== Data in this exercise ==
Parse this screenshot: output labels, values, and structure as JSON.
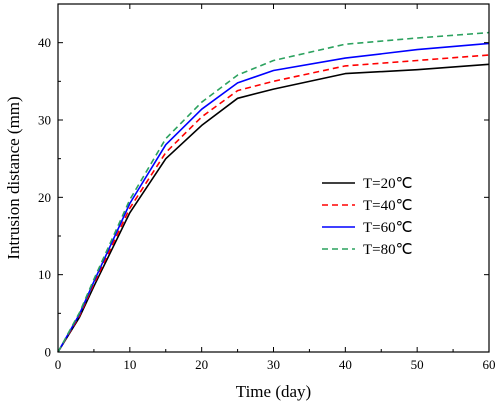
{
  "chart_data": {
    "type": "line",
    "title": "",
    "xlabel": "Time (day)",
    "ylabel": "Intrusion distance (mm)",
    "xlim": [
      0,
      60
    ],
    "ylim": [
      0,
      45
    ],
    "xticks": [
      0,
      10,
      20,
      30,
      40,
      50,
      60
    ],
    "yticks": [
      0,
      10,
      20,
      30,
      40
    ],
    "grid": false,
    "legend_position": "right",
    "x": [
      0,
      3,
      5,
      10,
      15,
      20,
      25,
      30,
      40,
      50,
      60
    ],
    "series": [
      {
        "name": "T=20℃",
        "color": "#000000",
        "dash": "solid",
        "values": [
          0,
          4.5,
          8.5,
          18.0,
          25.0,
          29.3,
          32.8,
          34.0,
          36.0,
          36.5,
          37.2
        ]
      },
      {
        "name": "T=40℃",
        "color": "#ff0000",
        "dash": "dashed",
        "values": [
          0,
          4.7,
          8.8,
          18.6,
          25.8,
          30.4,
          33.8,
          35.0,
          37.0,
          37.7,
          38.4
        ]
      },
      {
        "name": "T=60℃",
        "color": "#0000ff",
        "dash": "solid",
        "values": [
          0,
          4.9,
          9.1,
          19.2,
          26.8,
          31.4,
          34.8,
          36.4,
          38.0,
          39.1,
          39.9
        ]
      },
      {
        "name": "T=80℃",
        "color": "#2ca25f",
        "dash": "dashed",
        "values": [
          0,
          5.1,
          9.4,
          19.7,
          27.6,
          32.3,
          35.8,
          37.7,
          39.8,
          40.6,
          41.3
        ]
      }
    ]
  }
}
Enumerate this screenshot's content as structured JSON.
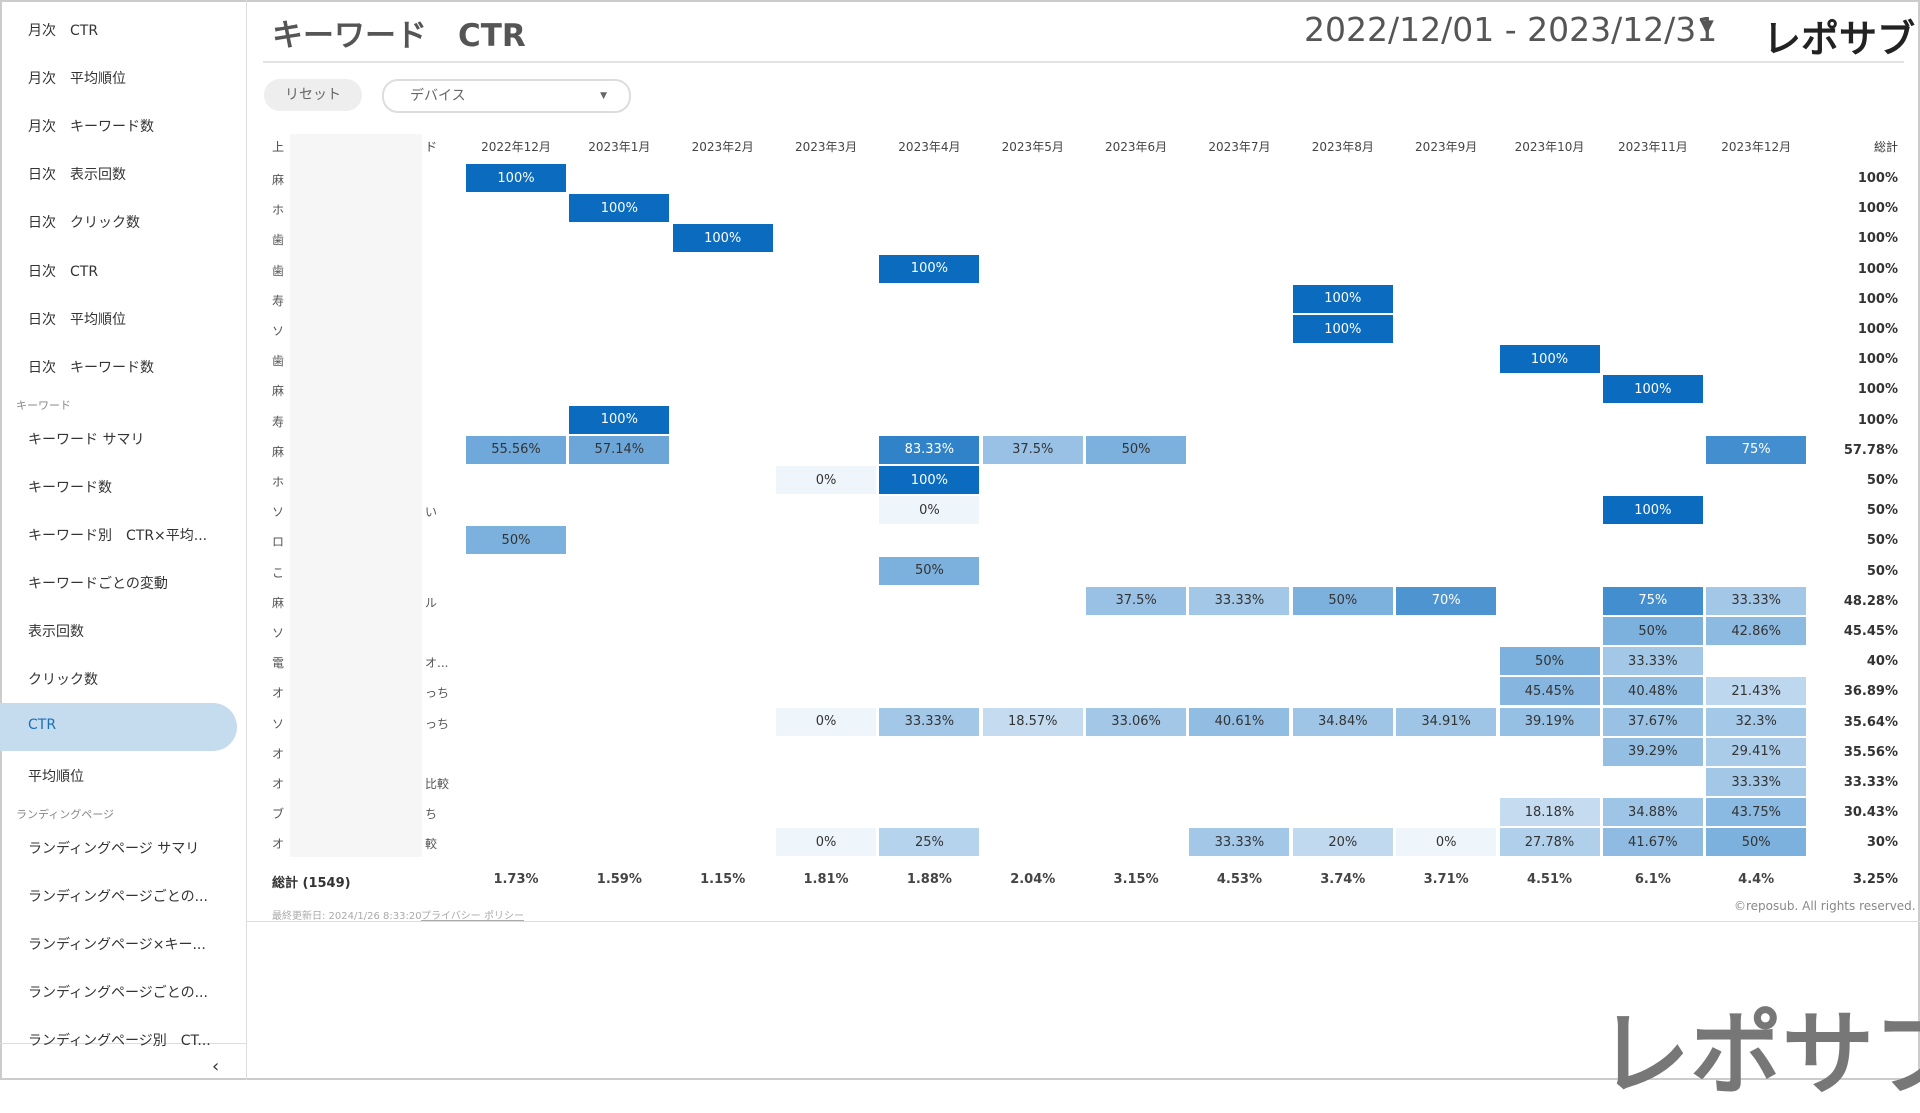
===
▸ Exercise requirements: Collect the lines of the records that include the string "screenshot".

▸ Exercise output:
Parse this screenshot: output labels, values, and structure as JSON.
Enumerate this screenshot's content as structured JSON.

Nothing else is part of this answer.